> **読む文章**
原子番号16 硫黄

この元素サンプルは,硫黄の単体をガラスに封入したものになります.硫黄は単体が自然に産出する元素のひとつで,非常に古くから存在が知られていた元素です.主に火山地域で単体が得られ,それ自体も良く燃える元素です.サンスクリット語の「火のもと」(sulvere)がラテン語でsulpurに変化し,現在のsulphur(またはsulfur)になったと言われています.

Element Cube_硫黄

硫黄は硫酸イオンなどの形で比較的広く分布している元素で,生物の主要元素のひとつです.日本などの火山国では,河口付近から吹き出す二酸化硫黄や硫化水素などとしても知られています.火山ガス中ではもともと二酸化硫黄などの形で含まれることが多いようですが,これが水と反応すると硫化水素と硫酸を生じることがあるため,地表付近に上がってきた火山ガスが地下水と反応して硫化水素が発生するようです.硫化水素と二酸化硫黄が出会うと反応して硫黄の単体を生じます.このため大涌谷をはじめとしたいくつもの温泉地で,単体の硫黄が析出している様子が観察できます.

現代では,原油の生成時に不純物として硫黄が多量に生成しており,その適切な利用や保管などが問題になることがあります.世界では硫黄が年間で数千万トン製造されています.硫黄は硫酸の原料やガムへの加硫など工業的な用途も多いものの,原油の精製などでの生産量も非常に多く,多量の硫黄が野積みされていることもあり環境への悪影響や事故が起こったこともあります.

硫黄の主な用途としては前述の硫酸やゴムに加え,CdSなどの受光素子や,NaS電池などに使われるほか,硫黄を燃やすことで生じる二酸化硫黄は古くから殺菌に用いられ,ワイン樽の除菌やフルーツ表面の殺菌などでもよく用いられてきました.また伝統的に皮膚疾患用の塗り薬にも配合されており,現代でも利用は続いています.特に,20世紀に入ってからは硫黄を含むさまざまな化合物が抗菌剤として開発され,プロントジルに始まる「サルファ剤」と呼ばれる一群の抗菌剤は大きな成果を上げました(※ドイツのドーマクが,「プロントジルの抗菌効果の発見」で1939年のノーベル生理学・医学賞を受賞).サルファ剤は生物由来ではないため抗生物質とは呼ばれませんが,真菌類などの重要な代謝回路の一部を阻害することで働き,「人間にはほとんど害がないが,細菌類には大きな効果を発揮する薬剤」として抗生物質とよく似た効果を示します.

文書構造認識データ:
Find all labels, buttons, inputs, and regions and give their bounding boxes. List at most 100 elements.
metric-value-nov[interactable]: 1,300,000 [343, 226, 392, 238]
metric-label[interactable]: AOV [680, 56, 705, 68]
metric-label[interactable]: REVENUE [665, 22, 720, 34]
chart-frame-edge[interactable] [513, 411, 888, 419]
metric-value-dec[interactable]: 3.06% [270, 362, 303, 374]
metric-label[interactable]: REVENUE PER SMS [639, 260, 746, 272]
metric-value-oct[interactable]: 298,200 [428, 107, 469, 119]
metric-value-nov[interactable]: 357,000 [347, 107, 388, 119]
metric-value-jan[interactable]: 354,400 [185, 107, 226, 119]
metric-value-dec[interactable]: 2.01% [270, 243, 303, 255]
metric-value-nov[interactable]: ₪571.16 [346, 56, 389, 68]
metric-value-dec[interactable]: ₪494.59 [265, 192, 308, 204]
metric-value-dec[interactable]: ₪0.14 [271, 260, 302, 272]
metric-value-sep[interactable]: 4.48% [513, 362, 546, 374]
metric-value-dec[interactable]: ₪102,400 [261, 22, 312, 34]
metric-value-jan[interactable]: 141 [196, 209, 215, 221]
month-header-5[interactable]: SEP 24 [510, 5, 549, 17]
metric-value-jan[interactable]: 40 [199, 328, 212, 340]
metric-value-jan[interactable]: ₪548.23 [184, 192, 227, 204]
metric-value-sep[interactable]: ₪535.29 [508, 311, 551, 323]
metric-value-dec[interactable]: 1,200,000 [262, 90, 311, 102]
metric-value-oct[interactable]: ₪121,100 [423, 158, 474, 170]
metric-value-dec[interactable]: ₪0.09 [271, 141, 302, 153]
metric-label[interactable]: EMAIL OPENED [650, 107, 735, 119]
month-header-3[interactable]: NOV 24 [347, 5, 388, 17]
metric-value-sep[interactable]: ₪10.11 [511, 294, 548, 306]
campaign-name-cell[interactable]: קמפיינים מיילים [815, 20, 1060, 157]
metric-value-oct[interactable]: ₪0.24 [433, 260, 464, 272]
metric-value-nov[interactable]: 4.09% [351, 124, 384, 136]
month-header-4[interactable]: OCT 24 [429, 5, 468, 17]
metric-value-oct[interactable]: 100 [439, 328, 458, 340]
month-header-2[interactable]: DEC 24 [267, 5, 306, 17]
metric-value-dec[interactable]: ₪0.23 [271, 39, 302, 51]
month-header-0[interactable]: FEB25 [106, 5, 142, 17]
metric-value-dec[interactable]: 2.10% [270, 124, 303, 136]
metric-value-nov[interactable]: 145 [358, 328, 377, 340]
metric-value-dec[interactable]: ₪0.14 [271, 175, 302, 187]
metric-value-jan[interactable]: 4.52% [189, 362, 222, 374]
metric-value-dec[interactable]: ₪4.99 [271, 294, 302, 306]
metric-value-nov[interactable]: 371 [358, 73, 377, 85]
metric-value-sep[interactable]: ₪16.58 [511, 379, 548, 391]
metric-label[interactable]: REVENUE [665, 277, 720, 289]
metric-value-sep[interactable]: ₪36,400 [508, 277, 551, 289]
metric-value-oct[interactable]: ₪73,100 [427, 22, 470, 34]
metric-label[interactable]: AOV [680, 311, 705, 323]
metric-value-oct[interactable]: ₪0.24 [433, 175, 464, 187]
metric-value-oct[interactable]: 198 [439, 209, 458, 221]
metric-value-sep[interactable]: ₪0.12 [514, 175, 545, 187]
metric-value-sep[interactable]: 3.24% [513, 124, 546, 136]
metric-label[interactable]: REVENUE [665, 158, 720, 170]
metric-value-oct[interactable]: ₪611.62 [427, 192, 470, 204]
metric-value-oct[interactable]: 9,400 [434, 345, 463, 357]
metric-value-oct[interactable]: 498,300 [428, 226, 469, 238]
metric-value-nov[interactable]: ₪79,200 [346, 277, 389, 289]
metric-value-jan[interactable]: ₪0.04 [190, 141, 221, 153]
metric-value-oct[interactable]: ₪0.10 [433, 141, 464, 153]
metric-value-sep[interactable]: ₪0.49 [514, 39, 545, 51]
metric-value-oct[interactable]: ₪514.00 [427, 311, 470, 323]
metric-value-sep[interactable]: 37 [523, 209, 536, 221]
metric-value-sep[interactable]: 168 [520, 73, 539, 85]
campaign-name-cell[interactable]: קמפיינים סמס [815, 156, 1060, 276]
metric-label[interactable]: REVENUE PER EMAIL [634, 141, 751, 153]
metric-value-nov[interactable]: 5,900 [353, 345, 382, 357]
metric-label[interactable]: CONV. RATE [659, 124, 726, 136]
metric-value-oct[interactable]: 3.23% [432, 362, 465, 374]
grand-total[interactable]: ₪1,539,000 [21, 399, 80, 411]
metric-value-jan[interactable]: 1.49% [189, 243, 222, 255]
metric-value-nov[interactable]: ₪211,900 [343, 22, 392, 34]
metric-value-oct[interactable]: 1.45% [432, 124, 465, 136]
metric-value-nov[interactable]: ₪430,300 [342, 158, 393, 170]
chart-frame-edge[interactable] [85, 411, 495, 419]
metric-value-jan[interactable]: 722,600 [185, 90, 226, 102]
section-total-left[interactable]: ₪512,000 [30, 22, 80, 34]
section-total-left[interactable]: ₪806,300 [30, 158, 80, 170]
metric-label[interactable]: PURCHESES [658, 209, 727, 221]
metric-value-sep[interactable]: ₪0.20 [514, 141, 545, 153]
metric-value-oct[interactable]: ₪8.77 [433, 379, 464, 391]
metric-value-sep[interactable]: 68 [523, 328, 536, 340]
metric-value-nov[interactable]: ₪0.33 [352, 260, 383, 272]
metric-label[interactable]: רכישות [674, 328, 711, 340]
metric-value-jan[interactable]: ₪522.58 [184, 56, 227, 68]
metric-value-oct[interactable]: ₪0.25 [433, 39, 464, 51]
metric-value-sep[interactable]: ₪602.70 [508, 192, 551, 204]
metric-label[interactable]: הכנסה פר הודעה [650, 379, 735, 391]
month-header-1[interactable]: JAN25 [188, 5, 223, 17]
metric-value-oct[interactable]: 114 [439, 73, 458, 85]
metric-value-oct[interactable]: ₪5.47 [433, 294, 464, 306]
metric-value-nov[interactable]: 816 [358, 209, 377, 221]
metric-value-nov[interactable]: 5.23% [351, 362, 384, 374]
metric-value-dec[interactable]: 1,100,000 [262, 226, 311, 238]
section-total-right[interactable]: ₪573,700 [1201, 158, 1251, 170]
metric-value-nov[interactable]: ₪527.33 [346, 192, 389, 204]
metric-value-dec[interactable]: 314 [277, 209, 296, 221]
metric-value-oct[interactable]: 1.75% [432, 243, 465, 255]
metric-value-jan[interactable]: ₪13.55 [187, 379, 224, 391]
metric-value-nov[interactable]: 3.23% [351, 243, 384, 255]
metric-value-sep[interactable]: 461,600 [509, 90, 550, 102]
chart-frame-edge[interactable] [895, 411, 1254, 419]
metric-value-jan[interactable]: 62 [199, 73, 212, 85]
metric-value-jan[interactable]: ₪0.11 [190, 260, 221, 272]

> **あなたの課題**
硫黄の文章を読んで、次の問いに答えてください。
(a) 硫黄の単体は主にどんな地域で得られますか。
(b) 世界では硫黄が年間どれくらい製造されていますか。
(c) 「サルファ剤」と呼ばれる抗菌剤は、何という薬から始まりましたか。

> **解答**
(a) 火山地域
(b) 数千万トン
(c) プロントジル